**EXERCISE GOAL:** Every line of the material below should be repeated exactly.

**DATA RECORDS:**

--- start ---

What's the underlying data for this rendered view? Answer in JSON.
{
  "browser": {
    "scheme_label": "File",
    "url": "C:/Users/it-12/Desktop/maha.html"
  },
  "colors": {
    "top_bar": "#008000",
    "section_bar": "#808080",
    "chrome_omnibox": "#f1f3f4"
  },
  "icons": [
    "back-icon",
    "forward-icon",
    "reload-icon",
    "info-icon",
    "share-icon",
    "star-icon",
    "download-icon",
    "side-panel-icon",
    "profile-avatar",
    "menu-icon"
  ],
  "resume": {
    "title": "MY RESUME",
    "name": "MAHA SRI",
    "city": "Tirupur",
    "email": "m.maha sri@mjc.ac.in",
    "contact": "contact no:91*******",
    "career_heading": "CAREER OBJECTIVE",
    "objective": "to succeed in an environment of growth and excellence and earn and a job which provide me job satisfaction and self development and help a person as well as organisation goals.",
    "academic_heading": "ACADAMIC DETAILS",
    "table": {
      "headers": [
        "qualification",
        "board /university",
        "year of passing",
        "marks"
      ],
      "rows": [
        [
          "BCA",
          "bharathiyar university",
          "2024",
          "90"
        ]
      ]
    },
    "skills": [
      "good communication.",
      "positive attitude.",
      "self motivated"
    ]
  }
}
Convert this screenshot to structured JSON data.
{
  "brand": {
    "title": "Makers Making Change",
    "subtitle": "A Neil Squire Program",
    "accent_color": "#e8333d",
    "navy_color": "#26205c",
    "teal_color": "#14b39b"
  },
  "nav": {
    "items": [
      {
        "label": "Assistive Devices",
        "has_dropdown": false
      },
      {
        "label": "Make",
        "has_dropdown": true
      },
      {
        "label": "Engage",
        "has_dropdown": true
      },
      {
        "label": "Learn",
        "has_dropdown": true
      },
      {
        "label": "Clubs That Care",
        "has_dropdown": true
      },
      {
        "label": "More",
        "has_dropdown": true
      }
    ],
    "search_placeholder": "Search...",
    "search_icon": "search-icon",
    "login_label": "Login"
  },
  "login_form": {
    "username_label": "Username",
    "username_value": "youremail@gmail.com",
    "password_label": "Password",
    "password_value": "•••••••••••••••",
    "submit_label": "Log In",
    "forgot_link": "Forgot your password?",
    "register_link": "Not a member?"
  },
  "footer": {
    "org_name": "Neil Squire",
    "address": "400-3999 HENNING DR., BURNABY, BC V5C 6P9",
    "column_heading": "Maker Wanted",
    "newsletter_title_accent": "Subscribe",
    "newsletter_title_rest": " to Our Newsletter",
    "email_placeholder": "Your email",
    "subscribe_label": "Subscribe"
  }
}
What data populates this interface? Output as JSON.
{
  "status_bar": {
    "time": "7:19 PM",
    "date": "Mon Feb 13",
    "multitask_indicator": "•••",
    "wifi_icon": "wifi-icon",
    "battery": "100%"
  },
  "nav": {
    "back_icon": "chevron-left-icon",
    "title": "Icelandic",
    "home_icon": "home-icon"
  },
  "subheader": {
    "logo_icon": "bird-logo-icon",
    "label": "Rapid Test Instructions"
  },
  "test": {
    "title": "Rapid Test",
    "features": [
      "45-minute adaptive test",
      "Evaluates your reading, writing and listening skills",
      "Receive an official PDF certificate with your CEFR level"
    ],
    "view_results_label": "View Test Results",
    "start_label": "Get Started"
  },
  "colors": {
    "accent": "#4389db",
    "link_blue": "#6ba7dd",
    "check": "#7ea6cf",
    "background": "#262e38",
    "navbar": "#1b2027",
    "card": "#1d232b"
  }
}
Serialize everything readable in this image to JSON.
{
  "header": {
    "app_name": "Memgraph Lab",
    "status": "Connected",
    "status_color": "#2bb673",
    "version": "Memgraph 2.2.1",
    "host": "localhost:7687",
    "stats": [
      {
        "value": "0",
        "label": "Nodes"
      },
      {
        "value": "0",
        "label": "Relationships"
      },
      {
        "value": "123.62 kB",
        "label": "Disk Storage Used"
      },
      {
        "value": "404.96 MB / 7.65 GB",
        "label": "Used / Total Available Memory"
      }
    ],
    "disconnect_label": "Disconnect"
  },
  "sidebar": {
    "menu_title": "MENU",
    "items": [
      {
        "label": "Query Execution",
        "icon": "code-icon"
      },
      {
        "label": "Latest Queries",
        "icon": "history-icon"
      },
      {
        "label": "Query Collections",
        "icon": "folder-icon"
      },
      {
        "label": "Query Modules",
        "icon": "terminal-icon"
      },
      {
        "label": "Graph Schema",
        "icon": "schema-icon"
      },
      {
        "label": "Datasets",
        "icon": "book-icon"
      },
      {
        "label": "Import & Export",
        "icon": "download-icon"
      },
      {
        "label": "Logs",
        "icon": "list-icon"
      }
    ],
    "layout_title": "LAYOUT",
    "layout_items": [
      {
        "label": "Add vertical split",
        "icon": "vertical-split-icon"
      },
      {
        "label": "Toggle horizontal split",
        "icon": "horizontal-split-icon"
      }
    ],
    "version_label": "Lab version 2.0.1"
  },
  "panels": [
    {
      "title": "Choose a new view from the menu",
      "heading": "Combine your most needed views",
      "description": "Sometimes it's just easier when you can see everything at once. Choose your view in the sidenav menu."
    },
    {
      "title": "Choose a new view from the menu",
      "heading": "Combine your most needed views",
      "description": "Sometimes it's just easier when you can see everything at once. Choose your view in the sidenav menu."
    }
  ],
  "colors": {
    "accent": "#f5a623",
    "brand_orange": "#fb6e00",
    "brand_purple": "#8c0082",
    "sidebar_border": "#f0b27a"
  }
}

--- end ---

**EXERCISE RESPONSE:**
What's the underlying data for this rendered view? Answer in JSON.
{
  "browser": {
    "scheme_label": "File",
    "url": "C:/Users/it-12/Desktop/maha.html"
  },
  "colors": {
    "top_bar": "#008000",
    "section_bar": "#808080",
    "chrome_omnibox": "#f1f3f4"
  },
  "icons": [
    "back-icon",
    "forward-icon",
    "reload-icon",
    "info-icon",
    "share-icon",
    "star-icon",
    "download-icon",
    "side-panel-icon",
    "profile-avatar",
    "menu-icon"
  ],
  "resume": {
    "title": "MY RESUME",
    "name": "MAHA SRI",
    "city": "Tirupur",
    "email": "m.maha sri@mjc.ac.in",
    "contact": "contact no:91*******",
    "career_heading": "CAREER OBJECTIVE",
    "objective": "to succeed in an environment of growth and excellence and earn and a job which provide me job satisfaction and self development and help a person as well as organisation goals.",
    "academic_heading": "ACADAMIC DETAILS",
    "table": {
      "headers": [
        "qualification",
        "board /university",
        "year of passing",
        "marks"
      ],
      "rows": [
        [
          "BCA",
          "bharathiyar university",
          "2024",
          "90"
        ]
      ]
    },
    "skills": [
      "good communication.",
      "positive attitude.",
      "self motivated"
    ]
  }
}
Convert this screenshot to structured JSON data.
{
  "brand": {
    "title": "Makers Making Change",
    "subtitle": "A Neil Squire Program",
    "accent_color": "#e8333d",
    "navy_color": "#26205c",
    "teal_color": "#14b39b"
  },
  "nav": {
    "items": [
      {
        "label": "Assistive Devices",
        "has_dropdown": false
      },
      {
        "label": "Make",
        "has_dropdown": true
      },
      {
        "label": "Engage",
        "has_dropdown": true
      },
      {
        "label": "Learn",
        "has_dropdown": true
      },
      {
        "label": "Clubs That Care",
        "has_dropdown": true
      },
      {
        "label": "More",
        "has_dropdown": true
      }
    ],
    "search_placeholder": "Search...",
    "search_icon": "search-icon",
    "login_label": "Login"
  },
  "login_form": {
    "username_label": "Username",
    "username_value": "youremail@gmail.com",
    "password_label": "Password",
    "password_value": "•••••••••••••••",
    "submit_label": "Log In",
    "forgot_link": "Forgot your password?",
    "register_link": "Not a member?"
  },
  "footer": {
    "org_name": "Neil Squire",
    "address": "400-3999 HENNING DR., BURNABY, BC V5C 6P9",
    "column_heading": "Maker Wanted",
    "newsletter_title_accent": "Subscribe",
    "newsletter_title_rest": " to Our Newsletter",
    "email_placeholder": "Your email",
    "subscribe_label": "Subscribe"
  }
}
What data populates this interface? Output as JSON.
{
  "status_bar": {
    "time": "7:19 PM",
    "date": "Mon Feb 13",
    "multitask_indicator": "•••",
    "wifi_icon": "wifi-icon",
    "battery": "100%"
  },
  "nav": {
    "back_icon": "chevron-left-icon",
    "title": "Icelandic",
    "home_icon": "home-icon"
  },
  "subheader": {
    "logo_icon": "bird-logo-icon",
    "label": "Rapid Test Instructions"
  },
  "test": {
    "title": "Rapid Test",
    "features": [
      "45-minute adaptive test",
      "Evaluates your reading, writing and listening skills",
      "Receive an official PDF certificate with your CEFR level"
    ],
    "view_results_label": "View Test Results",
    "start_label": "Get Started"
  },
  "colors": {
    "accent": "#4389db",
    "link_blue": "#6ba7dd",
    "check": "#7ea6cf",
    "background": "#262e38",
    "navbar": "#1b2027",
    "card": "#1d232b"
  }
}
Serialize everything readable in this image to JSON.
{
  "header": {
    "app_name": "Memgraph Lab",
    "status": "Connected",
    "status_color": "#2bb673",
    "version": "Memgraph 2.2.1",
    "host": "localhost:7687",
    "stats": [
      {
        "value": "0",
        "label": "Nodes"
      },
      {
        "value": "0",
        "label": "Relationships"
      },
      {
        "value": "123.62 kB",
        "label": "Disk Storage Used"
      },
      {
        "value": "404.96 MB / 7.65 GB",
        "label": "Used / Total Available Memory"
      }
    ],
    "disconnect_label": "Disconnect"
  },
  "sidebar": {
    "menu_title": "MENU",
    "items": [
      {
        "label": "Query Execution",
        "icon": "code-icon"
      },
      {
        "label": "Latest Queries",
        "icon": "history-icon"
      },
      {
        "label": "Query Collections",
        "icon": "folder-icon"
      },
      {
        "label": "Query Modules",
        "icon": "terminal-icon"
      },
      {
        "label": "Graph Schema",
        "icon": "schema-icon"
      },
      {
        "label": "Datasets",
        "icon": "book-icon"
      },
      {
        "label": "Import & Export",
        "icon": "download-icon"
      },
      {
        "label": "Logs",
        "icon": "list-icon"
      }
    ],
    "layout_title": "LAYOUT",
    "layout_items": [
      {
        "label": "Add vertical split",
        "icon": "vertical-split-icon"
      },
      {
        "label": "Toggle horizontal split",
        "icon": "horizontal-split-icon"
      }
    ],
    "version_label": "Lab version 2.0.1"
  },
  "panels": [
    {
      "title": "Choose a new view from the menu",
      "heading": "Combine your most needed views",
      "description": "Sometimes it's just easier when you can see everything at once. Choose your view in the sidenav menu."
    },
    {
      "title": "Choose a new view from the menu",
      "heading": "Combine your most needed views",
      "description": "Sometimes it's just easier when you can see everything at once. Choose your view in the sidenav menu."
    }
  ],
  "colors": {
    "accent": "#f5a623",
    "brand_orange": "#fb6e00",
    "brand_purple": "#8c0082",
    "sidebar_border": "#f0b27a"
  }
}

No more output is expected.